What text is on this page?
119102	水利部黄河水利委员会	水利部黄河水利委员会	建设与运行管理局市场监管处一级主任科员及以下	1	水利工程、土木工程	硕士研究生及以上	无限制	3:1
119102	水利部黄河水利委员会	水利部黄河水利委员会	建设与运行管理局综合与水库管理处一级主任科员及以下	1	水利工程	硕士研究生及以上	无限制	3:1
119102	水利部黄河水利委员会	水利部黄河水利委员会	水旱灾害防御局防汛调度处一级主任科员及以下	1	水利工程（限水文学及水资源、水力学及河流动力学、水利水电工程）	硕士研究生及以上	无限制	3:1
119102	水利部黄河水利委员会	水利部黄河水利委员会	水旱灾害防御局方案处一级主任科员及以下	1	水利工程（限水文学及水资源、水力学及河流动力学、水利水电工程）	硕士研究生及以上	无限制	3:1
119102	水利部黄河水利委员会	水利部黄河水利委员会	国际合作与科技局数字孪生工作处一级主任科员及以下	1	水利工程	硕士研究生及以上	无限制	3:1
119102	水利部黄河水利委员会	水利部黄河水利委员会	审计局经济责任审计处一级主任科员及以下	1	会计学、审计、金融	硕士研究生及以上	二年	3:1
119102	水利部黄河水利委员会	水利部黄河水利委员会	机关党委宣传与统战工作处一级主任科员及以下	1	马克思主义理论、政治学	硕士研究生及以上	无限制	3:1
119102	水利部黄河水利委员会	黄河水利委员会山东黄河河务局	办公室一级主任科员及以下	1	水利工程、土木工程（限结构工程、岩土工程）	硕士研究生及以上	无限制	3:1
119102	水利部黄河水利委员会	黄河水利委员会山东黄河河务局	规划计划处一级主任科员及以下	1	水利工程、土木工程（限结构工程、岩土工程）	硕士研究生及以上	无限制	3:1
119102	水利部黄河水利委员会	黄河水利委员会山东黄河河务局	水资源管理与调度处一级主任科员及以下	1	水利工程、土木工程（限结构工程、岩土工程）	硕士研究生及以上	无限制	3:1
□ □ □ □
▸ **Job**:
Return the material in full, exactly as shown.

▸ **Written response**:
What text is on this page?
119102	水利部黄河水利委员会	水利部黄河水利委员会	建设与运行管理局市场监管处一级主任科员及以下	1	水利工程、土木工程	硕士研究生及以上	无限制	3:1
119102	水利部黄河水利委员会	水利部黄河水利委员会	建设与运行管理局综合与水库管理处一级主任科员及以下	1	水利工程	硕士研究生及以上	无限制	3:1
119102	水利部黄河水利委员会	水利部黄河水利委员会	水旱灾害防御局防汛调度处一级主任科员及以下	1	水利工程（限水文学及水资源、水力学及河流动力学、水利水电工程）	硕士研究生及以上	无限制	3:1
119102	水利部黄河水利委员会	水利部黄河水利委员会	水旱灾害防御局方案处一级主任科员及以下	1	水利工程（限水文学及水资源、水力学及河流动力学、水利水电工程）	硕士研究生及以上	无限制	3:1
119102	水利部黄河水利委员会	水利部黄河水利委员会	国际合作与科技局数字孪生工作处一级主任科员及以下	1	水利工程	硕士研究生及以上	无限制	3:1
119102	水利部黄河水利委员会	水利部黄河水利委员会	审计局经济责任审计处一级主任科员及以下	1	会计学、审计、金融	硕士研究生及以上	二年	3:1
119102	水利部黄河水利委员会	水利部黄河水利委员会	机关党委宣传与统战工作处一级主任科员及以下	1	马克思主义理论、政治学	硕士研究生及以上	无限制	3:1
119102	水利部黄河水利委员会	黄河水利委员会山东黄河河务局	办公室一级主任科员及以下	1	水利工程、土木工程（限结构工程、岩土工程）	硕士研究生及以上	无限制	3:1
119102	水利部黄河水利委员会	黄河水利委员会山东黄河河务局	规划计划处一级主任科员及以下	1	水利工程、土木工程（限结构工程、岩土工程）	硕士研究生及以上	无限制	3:1
119102	水利部黄河水利委员会	黄河水利委员会山东黄河河务局	水资源管理与调度处一级主任科员及以下	1	水利工程、土木工程（限结构工程、岩土工程）	硕士研究生及以上	无限制	3:1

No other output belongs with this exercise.